> Written exercise: Leave out the pictures and reproduce all of the data exactly.

> Supplied data:
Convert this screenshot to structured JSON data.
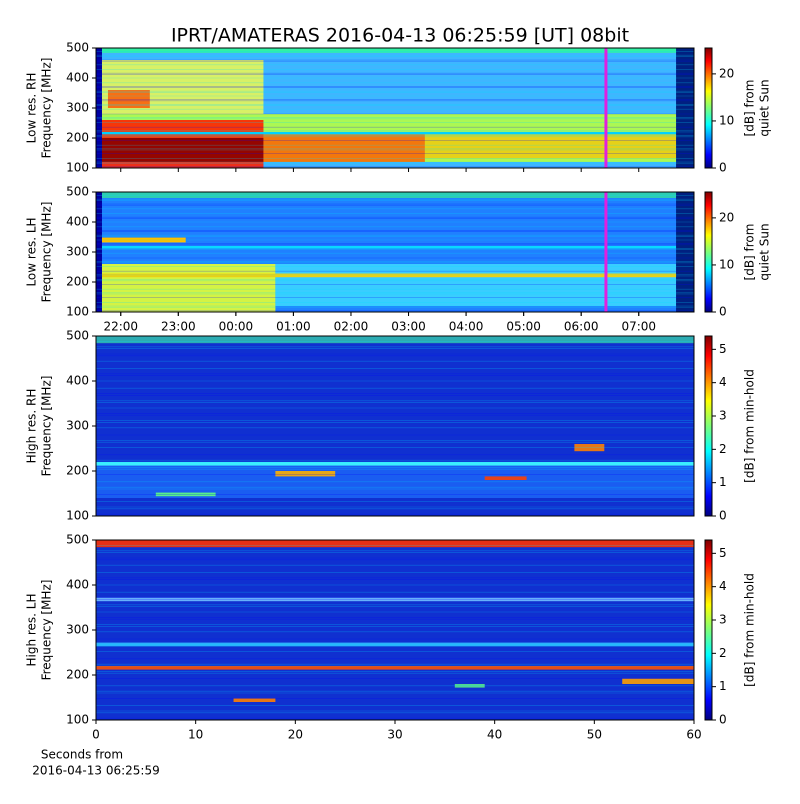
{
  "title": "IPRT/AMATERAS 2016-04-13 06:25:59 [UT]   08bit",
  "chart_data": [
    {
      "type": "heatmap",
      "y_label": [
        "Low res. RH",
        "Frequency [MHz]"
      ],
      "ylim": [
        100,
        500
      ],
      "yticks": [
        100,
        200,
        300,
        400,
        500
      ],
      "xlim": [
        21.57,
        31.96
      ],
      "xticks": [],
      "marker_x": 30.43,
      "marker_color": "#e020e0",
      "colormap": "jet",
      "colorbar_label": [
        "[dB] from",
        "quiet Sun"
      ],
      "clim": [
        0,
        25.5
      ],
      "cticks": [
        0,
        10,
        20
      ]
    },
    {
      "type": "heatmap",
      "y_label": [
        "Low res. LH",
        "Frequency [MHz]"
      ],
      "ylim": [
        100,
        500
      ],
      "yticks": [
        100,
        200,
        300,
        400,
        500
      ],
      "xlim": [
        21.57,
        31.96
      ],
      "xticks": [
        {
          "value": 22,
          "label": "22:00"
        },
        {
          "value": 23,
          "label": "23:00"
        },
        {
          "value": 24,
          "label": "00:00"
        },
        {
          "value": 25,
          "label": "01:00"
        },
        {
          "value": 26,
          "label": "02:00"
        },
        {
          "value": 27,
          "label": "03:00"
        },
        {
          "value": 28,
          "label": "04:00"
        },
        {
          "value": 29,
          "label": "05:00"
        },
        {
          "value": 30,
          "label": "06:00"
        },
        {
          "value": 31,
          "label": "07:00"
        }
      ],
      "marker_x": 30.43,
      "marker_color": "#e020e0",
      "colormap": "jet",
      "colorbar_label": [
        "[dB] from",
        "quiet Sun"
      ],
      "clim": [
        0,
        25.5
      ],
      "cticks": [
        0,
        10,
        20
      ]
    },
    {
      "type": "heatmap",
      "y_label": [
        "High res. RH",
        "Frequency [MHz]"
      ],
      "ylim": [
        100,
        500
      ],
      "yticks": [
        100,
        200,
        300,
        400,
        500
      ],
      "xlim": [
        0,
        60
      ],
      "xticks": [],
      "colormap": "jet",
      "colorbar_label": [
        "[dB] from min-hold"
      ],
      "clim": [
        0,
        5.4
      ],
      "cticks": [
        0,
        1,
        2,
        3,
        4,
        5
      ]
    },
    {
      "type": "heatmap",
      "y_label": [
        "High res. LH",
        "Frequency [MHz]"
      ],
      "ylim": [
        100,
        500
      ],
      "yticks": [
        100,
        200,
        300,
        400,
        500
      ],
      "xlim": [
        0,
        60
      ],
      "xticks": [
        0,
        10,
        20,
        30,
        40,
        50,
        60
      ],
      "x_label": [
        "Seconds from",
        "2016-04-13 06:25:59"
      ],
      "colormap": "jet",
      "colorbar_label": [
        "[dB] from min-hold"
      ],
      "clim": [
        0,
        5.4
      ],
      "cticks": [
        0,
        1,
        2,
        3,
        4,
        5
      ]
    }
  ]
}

> Exercise solution:
Convert this screenshot to structured JSON data.
{
  "title": "IPRT/AMATERAS 2016-04-13 06:25:59 [UT]   08bit",
  "chart_data": [
    {
      "type": "heatmap",
      "y_label": [
        "Low res. RH",
        "Frequency [MHz]"
      ],
      "ylim": [
        100,
        500
      ],
      "yticks": [
        100,
        200,
        300,
        400,
        500
      ],
      "xlim": [
        21.57,
        31.96
      ],
      "xticks": [],
      "marker_x": 30.43,
      "marker_color": "#e020e0",
      "colormap": "jet",
      "colorbar_label": [
        "[dB] from",
        "quiet Sun"
      ],
      "clim": [
        0,
        25.5
      ],
      "cticks": [
        0,
        10,
        20
      ]
    },
    {
      "type": "heatmap",
      "y_label": [
        "Low res. LH",
        "Frequency [MHz]"
      ],
      "ylim": [
        100,
        500
      ],
      "yticks": [
        100,
        200,
        300,
        400,
        500
      ],
      "xlim": [
        21.57,
        31.96
      ],
      "xticks": [
        {
          "value": 22,
          "label": "22:00"
        },
        {
          "value": 23,
          "label": "23:00"
        },
        {
          "value": 24,
          "label": "00:00"
        },
        {
          "value": 25,
          "label": "01:00"
        },
        {
          "value": 26,
          "label": "02:00"
        },
        {
          "value": 27,
          "label": "03:00"
        },
        {
          "value": 28,
          "label": "04:00"
        },
        {
          "value": 29,
          "label": "05:00"
        },
        {
          "value": 30,
          "label": "06:00"
        },
        {
          "value": 31,
          "label": "07:00"
        }
      ],
      "marker_x": 30.43,
      "marker_color": "#e020e0",
      "colormap": "jet",
      "colorbar_label": [
        "[dB] from",
        "quiet Sun"
      ],
      "clim": [
        0,
        25.5
      ],
      "cticks": [
        0,
        10,
        20
      ]
    },
    {
      "type": "heatmap",
      "y_label": [
        "High res. RH",
        "Frequency [MHz]"
      ],
      "ylim": [
        100,
        500
      ],
      "yticks": [
        100,
        200,
        300,
        400,
        500
      ],
      "xlim": [
        0,
        60
      ],
      "xticks": [],
      "colormap": "jet",
      "colorbar_label": [
        "[dB] from min-hold"
      ],
      "clim": [
        0,
        5.4
      ],
      "cticks": [
        0,
        1,
        2,
        3,
        4,
        5
      ]
    },
    {
      "type": "heatmap",
      "y_label": [
        "High res. LH",
        "Frequency [MHz]"
      ],
      "ylim": [
        100,
        500
      ],
      "yticks": [
        100,
        200,
        300,
        400,
        500
      ],
      "xlim": [
        0,
        60
      ],
      "xticks": [
        0,
        10,
        20,
        30,
        40,
        50,
        60
      ],
      "x_label": [
        "Seconds from",
        "2016-04-13 06:25:59"
      ],
      "colormap": "jet",
      "colorbar_label": [
        "[dB] from min-hold"
      ],
      "clim": [
        0,
        5.4
      ],
      "cticks": [
        0,
        1,
        2,
        3,
        4,
        5
      ]
    }
  ]
}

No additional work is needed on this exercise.